** Opening Document section block **

A credit score is crucial when applying for a loan. If your credit score is too low, it may result in a very high loan Annual Percentage Rate (APR), or in the worst case, a rejection of your loan application. Below are the typical APRs associated with different credit scores:
Score | Level | Typical APR (reference only) |
---|---|---|
Credit Score A | Excellent | <5% |
Credit Score B | Good | 5%-7% |
Credit Score C | Good | 5%-7% |
Credit Score D | Fair | 8%-12% |
Credit Score E | Fair | 8%-12% |
Credit Score F | Fair | 12%-45% |
Credit Score G | Poor | 12%-45% |
Credit Score H | Poor | >45% |
Credit Score I | Near Bankruptcy | - |
Credit Score J | Near Bankruptcy | - |
The above APRs and levels are provided by banking professionals for reference only. The final rate will be determined by individual credit institutions based on your personal circumstances.

** Closing Document section block **

▶ Your goal
What typical APR does the credit score text give for Credit Score D? This listing has no connection to the credit score text.

** Opening Data block **

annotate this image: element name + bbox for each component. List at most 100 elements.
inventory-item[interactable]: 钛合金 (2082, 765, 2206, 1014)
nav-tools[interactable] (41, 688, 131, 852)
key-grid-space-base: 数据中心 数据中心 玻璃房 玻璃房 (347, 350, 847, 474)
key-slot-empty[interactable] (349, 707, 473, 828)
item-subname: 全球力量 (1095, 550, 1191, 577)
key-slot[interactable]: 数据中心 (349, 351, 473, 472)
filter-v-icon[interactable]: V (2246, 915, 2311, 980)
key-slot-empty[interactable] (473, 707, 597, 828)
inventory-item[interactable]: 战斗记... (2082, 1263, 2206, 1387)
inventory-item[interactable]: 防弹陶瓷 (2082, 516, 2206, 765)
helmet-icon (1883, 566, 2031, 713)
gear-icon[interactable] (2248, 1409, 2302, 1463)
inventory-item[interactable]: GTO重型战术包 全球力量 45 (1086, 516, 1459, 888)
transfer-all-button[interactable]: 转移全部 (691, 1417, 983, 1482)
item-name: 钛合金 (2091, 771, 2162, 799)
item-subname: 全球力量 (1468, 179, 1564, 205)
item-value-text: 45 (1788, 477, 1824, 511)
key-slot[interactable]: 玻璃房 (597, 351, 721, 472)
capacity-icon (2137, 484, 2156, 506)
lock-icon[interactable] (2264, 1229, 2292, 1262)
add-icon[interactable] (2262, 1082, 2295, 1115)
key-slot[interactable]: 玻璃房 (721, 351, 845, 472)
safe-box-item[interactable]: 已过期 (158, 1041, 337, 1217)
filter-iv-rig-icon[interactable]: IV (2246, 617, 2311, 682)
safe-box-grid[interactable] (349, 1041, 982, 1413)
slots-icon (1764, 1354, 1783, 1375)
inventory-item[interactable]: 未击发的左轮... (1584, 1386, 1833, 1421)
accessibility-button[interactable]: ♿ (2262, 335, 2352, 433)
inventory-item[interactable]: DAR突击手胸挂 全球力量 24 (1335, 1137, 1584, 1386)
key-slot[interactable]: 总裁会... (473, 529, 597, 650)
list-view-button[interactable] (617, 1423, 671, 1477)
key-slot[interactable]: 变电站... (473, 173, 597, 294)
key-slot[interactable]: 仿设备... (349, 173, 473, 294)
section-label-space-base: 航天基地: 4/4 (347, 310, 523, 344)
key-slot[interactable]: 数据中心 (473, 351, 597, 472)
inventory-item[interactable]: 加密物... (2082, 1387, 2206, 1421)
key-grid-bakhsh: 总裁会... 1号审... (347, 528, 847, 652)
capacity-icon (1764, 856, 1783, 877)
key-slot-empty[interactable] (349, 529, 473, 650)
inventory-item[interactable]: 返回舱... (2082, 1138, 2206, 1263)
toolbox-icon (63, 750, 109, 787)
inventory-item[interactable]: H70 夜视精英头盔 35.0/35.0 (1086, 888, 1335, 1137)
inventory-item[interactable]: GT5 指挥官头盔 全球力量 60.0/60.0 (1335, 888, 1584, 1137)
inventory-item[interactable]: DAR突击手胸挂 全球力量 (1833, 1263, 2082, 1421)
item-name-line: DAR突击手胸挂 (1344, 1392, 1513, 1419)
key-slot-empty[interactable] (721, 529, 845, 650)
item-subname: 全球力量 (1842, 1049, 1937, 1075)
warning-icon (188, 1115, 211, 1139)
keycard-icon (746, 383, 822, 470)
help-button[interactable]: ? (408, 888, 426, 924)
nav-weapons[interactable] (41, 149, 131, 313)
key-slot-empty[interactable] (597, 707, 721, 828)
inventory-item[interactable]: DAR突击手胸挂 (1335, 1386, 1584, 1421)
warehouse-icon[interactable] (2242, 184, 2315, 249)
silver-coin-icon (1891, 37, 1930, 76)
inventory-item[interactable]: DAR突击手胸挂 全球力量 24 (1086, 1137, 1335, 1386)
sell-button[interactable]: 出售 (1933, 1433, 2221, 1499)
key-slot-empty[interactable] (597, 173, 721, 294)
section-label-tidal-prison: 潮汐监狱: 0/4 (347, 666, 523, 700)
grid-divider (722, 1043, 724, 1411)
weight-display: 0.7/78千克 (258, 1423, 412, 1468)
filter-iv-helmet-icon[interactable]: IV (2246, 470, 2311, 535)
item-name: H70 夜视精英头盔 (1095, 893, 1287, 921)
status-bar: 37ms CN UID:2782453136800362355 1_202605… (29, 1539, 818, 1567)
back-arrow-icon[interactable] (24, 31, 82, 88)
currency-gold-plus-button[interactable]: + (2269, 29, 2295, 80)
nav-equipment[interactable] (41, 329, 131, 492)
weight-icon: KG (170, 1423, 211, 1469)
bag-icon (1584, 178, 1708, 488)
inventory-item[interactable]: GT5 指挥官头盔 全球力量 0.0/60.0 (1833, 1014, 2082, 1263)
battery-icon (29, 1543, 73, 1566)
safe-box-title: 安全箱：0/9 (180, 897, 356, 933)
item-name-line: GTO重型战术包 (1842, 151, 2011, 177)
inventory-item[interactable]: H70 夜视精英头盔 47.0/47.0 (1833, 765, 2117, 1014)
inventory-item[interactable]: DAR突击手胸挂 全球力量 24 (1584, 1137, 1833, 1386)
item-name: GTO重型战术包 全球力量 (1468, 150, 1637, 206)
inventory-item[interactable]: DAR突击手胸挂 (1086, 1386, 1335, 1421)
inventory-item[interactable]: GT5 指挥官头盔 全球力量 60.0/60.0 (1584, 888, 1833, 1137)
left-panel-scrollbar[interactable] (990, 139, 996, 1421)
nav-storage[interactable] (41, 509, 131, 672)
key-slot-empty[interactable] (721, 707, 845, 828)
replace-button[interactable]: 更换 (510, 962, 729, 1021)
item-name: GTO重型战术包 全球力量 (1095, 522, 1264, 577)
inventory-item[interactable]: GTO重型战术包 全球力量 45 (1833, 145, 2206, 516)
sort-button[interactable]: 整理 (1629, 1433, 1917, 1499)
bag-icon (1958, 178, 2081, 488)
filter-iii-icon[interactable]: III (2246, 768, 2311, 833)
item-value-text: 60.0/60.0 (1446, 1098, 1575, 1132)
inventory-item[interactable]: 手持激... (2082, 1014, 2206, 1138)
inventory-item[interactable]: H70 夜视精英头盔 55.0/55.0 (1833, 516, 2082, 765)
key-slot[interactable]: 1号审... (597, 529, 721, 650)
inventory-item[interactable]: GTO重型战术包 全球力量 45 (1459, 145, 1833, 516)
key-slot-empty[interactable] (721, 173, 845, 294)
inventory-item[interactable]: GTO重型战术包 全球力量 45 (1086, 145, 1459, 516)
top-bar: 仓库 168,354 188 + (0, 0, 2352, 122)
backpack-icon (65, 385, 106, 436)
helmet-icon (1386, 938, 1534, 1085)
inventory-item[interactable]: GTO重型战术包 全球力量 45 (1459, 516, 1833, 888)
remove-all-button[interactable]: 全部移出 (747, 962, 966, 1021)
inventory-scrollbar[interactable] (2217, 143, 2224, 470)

** Closing Data block **

▶ Solution for this task
8%-12%